From the entries, copy every line that carries the string "What".
═══ EXCERPTED RECORDS ═══
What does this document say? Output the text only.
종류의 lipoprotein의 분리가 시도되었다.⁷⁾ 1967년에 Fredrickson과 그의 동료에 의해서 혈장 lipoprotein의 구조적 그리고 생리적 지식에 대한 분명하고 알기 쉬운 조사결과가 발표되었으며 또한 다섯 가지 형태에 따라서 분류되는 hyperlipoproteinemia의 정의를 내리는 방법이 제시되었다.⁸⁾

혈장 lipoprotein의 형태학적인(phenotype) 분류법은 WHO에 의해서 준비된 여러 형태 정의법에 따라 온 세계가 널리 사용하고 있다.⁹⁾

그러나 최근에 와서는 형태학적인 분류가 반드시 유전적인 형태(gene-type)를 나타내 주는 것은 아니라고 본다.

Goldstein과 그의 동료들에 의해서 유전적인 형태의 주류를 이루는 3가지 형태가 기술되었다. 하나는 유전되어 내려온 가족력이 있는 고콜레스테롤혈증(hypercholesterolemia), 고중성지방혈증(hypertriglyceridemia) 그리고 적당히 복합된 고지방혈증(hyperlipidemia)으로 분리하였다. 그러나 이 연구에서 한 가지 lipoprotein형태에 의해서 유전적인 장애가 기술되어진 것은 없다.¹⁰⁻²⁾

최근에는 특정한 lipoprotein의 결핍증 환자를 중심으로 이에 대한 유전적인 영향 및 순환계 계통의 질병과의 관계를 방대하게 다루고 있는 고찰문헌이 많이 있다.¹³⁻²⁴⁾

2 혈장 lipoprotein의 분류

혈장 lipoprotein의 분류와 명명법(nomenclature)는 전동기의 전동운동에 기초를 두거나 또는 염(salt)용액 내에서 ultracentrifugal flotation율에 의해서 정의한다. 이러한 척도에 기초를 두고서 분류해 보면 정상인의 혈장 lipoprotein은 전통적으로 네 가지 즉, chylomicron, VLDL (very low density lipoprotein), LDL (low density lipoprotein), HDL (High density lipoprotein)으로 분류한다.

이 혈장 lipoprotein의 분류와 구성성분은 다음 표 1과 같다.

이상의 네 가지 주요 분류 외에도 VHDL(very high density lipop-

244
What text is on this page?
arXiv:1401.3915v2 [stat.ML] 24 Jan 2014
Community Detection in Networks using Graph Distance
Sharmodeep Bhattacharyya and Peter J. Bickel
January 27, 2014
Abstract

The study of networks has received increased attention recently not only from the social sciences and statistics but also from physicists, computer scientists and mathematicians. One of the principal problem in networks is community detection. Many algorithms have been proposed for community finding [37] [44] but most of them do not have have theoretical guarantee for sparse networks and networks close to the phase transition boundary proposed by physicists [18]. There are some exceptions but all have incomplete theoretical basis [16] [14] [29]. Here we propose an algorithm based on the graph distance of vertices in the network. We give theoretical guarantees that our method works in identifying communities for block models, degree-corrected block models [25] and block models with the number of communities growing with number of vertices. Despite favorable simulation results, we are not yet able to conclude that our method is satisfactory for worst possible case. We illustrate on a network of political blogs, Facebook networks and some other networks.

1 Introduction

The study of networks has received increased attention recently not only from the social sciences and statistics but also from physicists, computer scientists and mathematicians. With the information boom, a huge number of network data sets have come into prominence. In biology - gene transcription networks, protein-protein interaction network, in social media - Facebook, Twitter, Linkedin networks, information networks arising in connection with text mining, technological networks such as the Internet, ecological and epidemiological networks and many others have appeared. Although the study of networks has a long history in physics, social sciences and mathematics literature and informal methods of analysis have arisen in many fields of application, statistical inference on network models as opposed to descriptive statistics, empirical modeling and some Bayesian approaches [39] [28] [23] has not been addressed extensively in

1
═══
● TASK OUTPUT
What does this document say? Output the text only.
What text is on this page?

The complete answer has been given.